§ DATA SHOWN
========================================================================
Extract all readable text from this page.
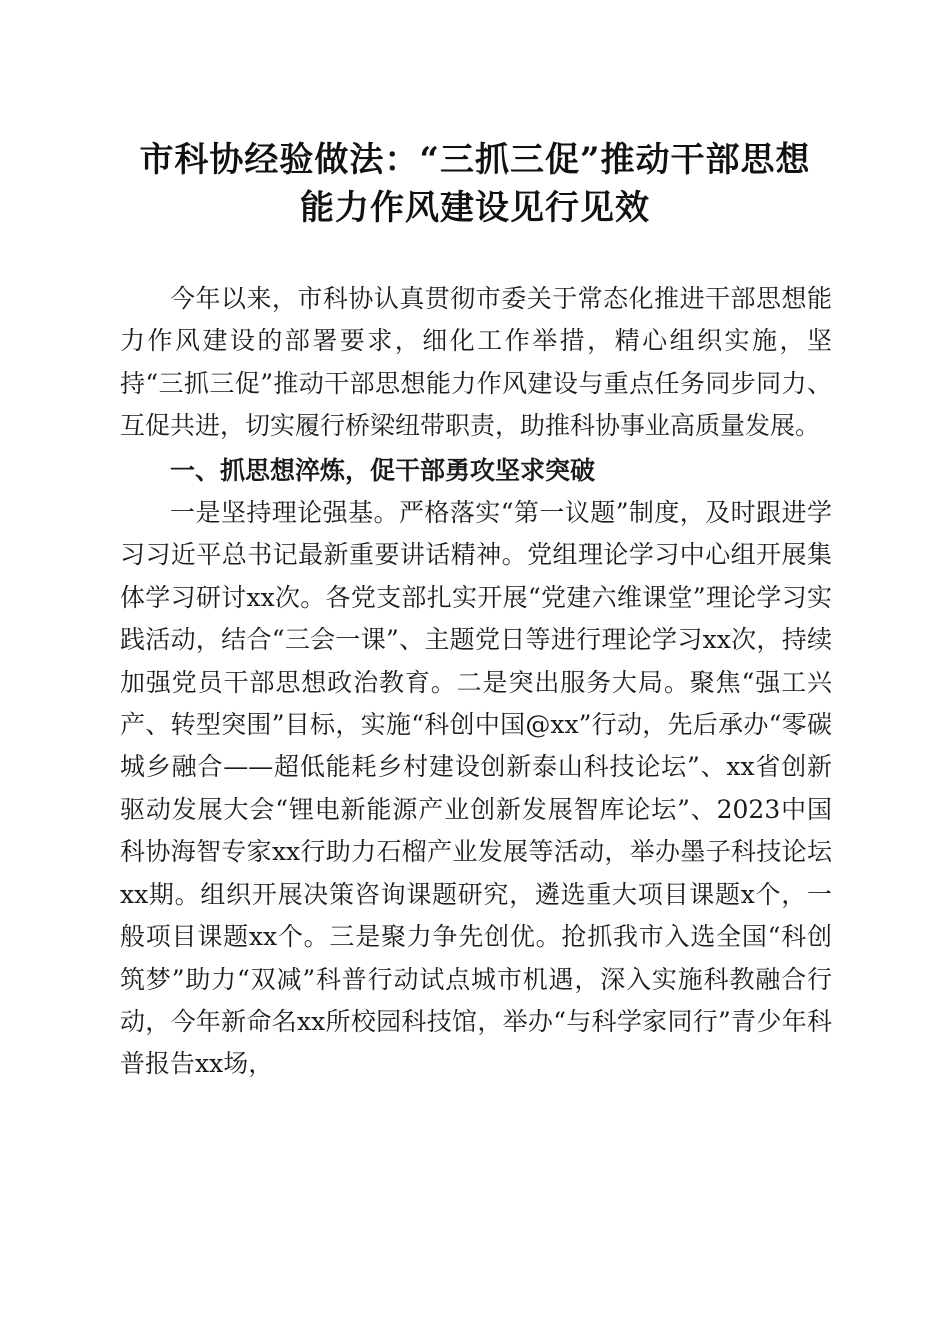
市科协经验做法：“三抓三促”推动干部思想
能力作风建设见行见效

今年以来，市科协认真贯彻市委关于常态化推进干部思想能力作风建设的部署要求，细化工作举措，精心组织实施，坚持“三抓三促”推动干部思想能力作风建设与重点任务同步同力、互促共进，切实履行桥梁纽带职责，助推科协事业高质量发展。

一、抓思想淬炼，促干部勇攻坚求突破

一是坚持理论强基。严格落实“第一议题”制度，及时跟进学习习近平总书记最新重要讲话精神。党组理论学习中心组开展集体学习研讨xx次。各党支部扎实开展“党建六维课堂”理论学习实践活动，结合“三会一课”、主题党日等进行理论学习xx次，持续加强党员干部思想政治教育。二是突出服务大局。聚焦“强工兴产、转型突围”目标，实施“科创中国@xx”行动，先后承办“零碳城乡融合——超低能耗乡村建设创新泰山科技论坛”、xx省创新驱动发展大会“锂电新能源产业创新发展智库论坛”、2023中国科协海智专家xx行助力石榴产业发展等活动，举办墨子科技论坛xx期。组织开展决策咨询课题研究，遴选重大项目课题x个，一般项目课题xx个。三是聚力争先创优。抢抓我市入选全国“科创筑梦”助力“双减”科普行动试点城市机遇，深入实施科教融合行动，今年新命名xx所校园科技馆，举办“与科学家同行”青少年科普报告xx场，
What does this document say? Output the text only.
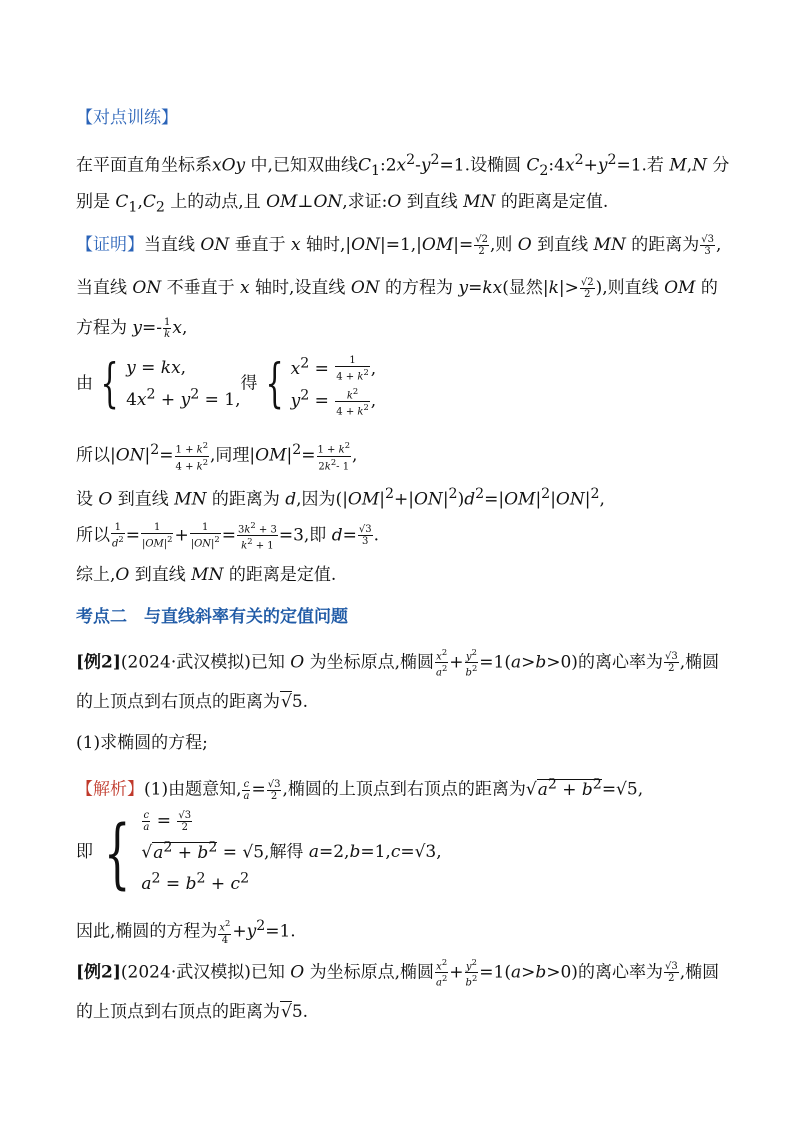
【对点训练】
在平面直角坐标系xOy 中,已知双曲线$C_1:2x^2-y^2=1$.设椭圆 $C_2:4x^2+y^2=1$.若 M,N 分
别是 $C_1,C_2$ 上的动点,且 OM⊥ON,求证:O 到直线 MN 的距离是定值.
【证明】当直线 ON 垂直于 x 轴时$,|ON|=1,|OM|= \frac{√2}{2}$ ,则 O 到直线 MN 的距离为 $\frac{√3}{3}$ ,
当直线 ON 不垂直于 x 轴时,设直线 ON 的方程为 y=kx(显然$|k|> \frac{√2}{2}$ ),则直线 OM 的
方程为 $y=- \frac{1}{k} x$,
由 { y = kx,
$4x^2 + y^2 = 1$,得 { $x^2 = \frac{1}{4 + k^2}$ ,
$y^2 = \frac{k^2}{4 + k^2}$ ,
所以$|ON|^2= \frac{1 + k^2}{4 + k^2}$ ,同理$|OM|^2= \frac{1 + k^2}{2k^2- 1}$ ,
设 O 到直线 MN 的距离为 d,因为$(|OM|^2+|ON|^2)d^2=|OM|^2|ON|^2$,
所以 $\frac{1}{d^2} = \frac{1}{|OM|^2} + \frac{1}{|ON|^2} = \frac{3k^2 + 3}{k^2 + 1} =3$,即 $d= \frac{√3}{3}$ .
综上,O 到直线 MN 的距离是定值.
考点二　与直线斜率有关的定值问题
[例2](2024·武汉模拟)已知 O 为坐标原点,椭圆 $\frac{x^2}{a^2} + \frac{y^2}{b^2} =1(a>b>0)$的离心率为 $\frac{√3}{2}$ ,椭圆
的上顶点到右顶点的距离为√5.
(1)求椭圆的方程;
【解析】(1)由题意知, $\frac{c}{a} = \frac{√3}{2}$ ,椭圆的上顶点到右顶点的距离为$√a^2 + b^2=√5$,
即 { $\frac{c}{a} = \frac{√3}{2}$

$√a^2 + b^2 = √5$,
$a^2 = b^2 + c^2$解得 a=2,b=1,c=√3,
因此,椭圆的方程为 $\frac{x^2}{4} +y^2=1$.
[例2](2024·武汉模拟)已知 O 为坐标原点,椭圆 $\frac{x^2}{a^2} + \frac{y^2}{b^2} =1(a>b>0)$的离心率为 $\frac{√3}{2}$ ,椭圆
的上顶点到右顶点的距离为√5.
========================================================================
§ GIVEN TASK
Show all lines from the listing above in which "三抓三促" appears.

§ WORKED ANSWER
市科协经验做法：“三抓三促”推动干部思想
今年以来，市科协认真贯彻市委关于常态化推进干部思想能力作风建设的部署要求，细化工作举措，精心组织实施，坚持“三抓三促”推动干部思想能力作风建设与重点任务同步同力、互促共进，切实履行桥梁纽带职责，助推科协事业高质量发展。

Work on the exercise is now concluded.